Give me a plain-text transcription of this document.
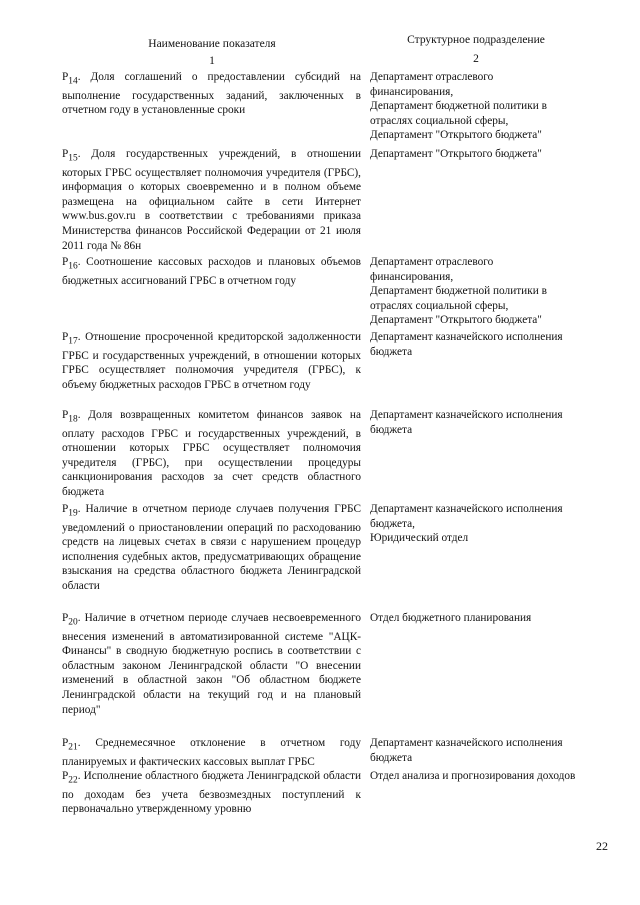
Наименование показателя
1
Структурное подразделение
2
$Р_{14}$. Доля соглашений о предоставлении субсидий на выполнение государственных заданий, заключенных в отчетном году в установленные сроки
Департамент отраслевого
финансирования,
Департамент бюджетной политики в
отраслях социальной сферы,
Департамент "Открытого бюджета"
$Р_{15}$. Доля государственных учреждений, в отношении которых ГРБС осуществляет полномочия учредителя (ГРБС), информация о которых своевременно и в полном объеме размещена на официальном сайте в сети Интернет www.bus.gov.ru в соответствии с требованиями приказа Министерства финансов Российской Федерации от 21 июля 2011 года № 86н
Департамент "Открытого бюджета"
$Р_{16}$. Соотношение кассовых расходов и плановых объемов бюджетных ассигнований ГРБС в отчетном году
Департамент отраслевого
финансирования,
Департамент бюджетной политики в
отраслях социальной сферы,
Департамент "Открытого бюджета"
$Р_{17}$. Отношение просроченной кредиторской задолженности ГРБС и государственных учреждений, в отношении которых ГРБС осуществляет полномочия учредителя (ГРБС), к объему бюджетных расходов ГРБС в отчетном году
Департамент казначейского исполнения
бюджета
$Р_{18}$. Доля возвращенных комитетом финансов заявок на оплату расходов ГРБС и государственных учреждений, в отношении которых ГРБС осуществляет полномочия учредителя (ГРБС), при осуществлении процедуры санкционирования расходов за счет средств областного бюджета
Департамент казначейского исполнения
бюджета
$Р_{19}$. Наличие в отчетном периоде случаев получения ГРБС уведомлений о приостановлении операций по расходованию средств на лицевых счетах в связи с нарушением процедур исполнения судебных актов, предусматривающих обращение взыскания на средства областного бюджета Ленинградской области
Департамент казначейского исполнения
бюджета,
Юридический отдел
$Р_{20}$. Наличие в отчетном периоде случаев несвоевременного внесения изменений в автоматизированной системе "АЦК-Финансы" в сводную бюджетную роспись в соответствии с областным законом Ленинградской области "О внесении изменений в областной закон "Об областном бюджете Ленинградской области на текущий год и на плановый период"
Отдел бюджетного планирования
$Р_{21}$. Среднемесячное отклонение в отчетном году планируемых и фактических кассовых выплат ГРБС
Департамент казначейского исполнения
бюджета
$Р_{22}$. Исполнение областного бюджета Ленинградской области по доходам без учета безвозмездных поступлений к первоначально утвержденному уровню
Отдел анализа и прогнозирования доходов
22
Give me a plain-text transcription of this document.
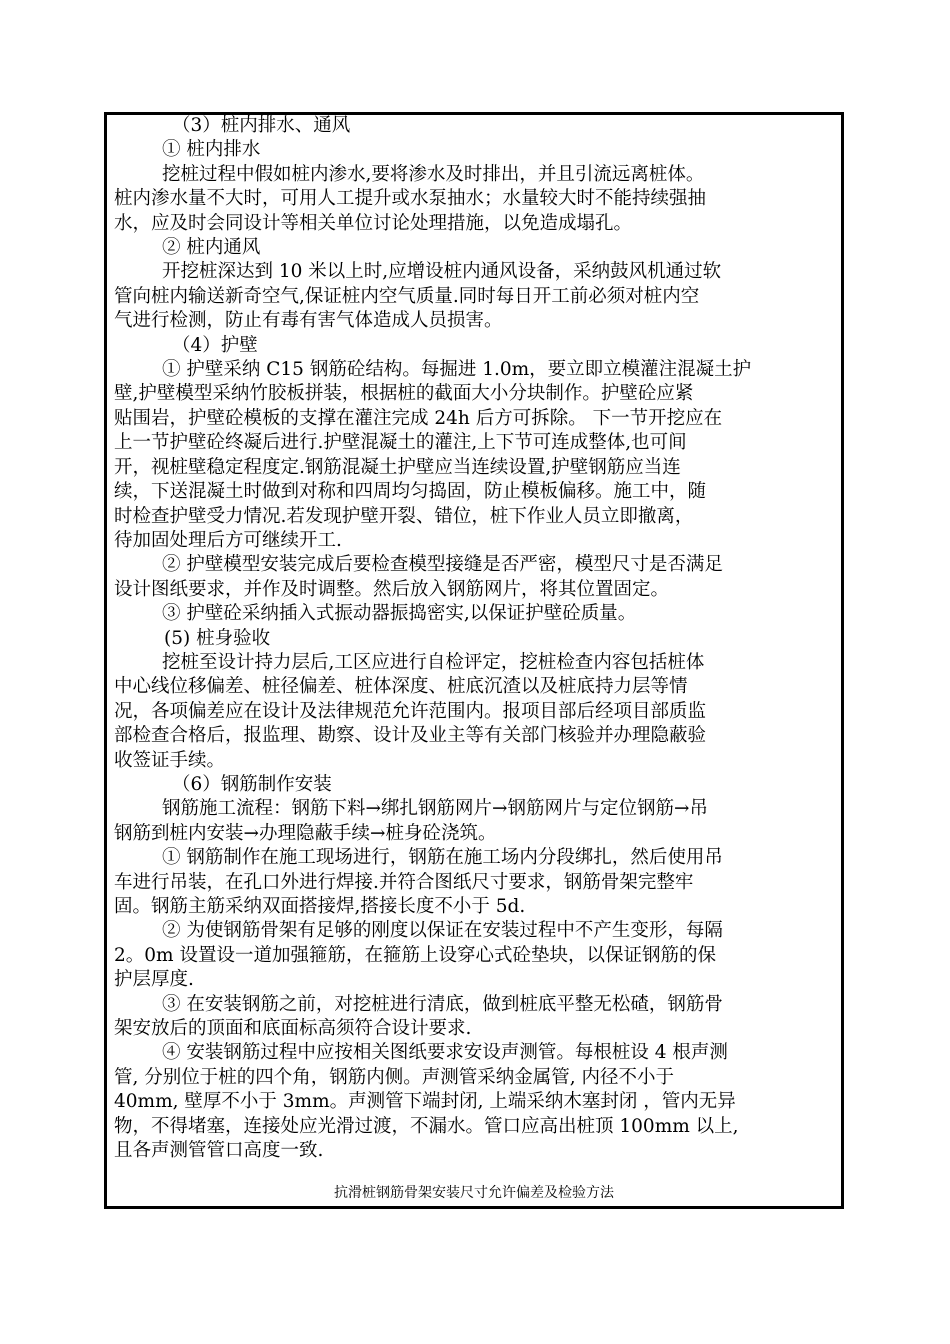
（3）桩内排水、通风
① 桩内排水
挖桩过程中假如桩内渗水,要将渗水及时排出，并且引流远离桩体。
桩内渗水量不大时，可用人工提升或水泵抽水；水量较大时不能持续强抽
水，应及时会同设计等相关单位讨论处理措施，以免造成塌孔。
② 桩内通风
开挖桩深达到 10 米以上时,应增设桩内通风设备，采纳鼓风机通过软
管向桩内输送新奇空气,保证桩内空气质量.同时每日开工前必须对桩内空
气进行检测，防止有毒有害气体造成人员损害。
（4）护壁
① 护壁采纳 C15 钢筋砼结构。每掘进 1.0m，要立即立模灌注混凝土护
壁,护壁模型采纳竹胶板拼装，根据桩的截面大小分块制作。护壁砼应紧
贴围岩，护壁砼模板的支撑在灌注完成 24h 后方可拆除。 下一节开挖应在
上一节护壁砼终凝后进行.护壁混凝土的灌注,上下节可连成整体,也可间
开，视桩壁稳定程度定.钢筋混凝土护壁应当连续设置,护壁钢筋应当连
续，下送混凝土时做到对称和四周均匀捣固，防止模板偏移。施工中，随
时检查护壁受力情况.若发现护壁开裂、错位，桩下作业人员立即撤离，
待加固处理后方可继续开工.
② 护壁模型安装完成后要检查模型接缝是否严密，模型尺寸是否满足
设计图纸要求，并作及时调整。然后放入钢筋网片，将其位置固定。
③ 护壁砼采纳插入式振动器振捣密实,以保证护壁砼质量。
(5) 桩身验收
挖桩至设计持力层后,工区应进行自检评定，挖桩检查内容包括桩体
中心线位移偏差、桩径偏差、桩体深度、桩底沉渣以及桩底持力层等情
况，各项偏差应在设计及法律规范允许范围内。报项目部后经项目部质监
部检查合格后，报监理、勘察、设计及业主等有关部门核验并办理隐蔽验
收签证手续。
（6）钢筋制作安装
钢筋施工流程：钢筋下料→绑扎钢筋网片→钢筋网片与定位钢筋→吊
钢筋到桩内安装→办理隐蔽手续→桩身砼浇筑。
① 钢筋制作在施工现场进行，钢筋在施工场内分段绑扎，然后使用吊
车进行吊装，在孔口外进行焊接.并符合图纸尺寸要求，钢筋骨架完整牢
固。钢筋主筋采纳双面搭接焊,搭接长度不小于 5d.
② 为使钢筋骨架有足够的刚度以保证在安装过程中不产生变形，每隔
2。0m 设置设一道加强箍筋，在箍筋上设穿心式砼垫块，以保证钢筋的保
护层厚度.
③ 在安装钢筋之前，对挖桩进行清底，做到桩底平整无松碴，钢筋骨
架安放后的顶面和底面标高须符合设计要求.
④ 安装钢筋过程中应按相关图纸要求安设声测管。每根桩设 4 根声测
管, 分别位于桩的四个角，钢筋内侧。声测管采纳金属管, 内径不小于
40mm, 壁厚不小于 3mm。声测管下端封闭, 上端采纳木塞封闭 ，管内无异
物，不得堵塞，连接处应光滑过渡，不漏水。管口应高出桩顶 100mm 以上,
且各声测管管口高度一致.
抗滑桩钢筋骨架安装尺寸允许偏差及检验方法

· · · ·

*Instructions for the task*
Select every line where the word "которых" occurs.

*Final result*
$Р_{15}$. Доля государственных учреждений, в отношении которых ГРБС осуществляет полномочия учредителя (ГРБС), информация о которых своевременно и в полном объеме размещена на официальном сайте в сети Интернет www.bus.gov.ru в соответствии с требованиями приказа Министерства финансов Российской Федерации от 21 июля 2011 года № 86н
$Р_{17}$. Отношение просроченной кредиторской задолженности ГРБС и государственных учреждений, в отношении которых ГРБС осуществляет полномочия учредителя (ГРБС), к объему бюджетных расходов ГРБС в отчетном году
$Р_{18}$. Доля возвращенных комитетом финансов заявок на оплату расходов ГРБС и государственных учреждений, в отношении которых ГРБС осуществляет полномочия учредителя (ГРБС), при осуществлении процедуры санкционирования расходов за счет средств областного бюджета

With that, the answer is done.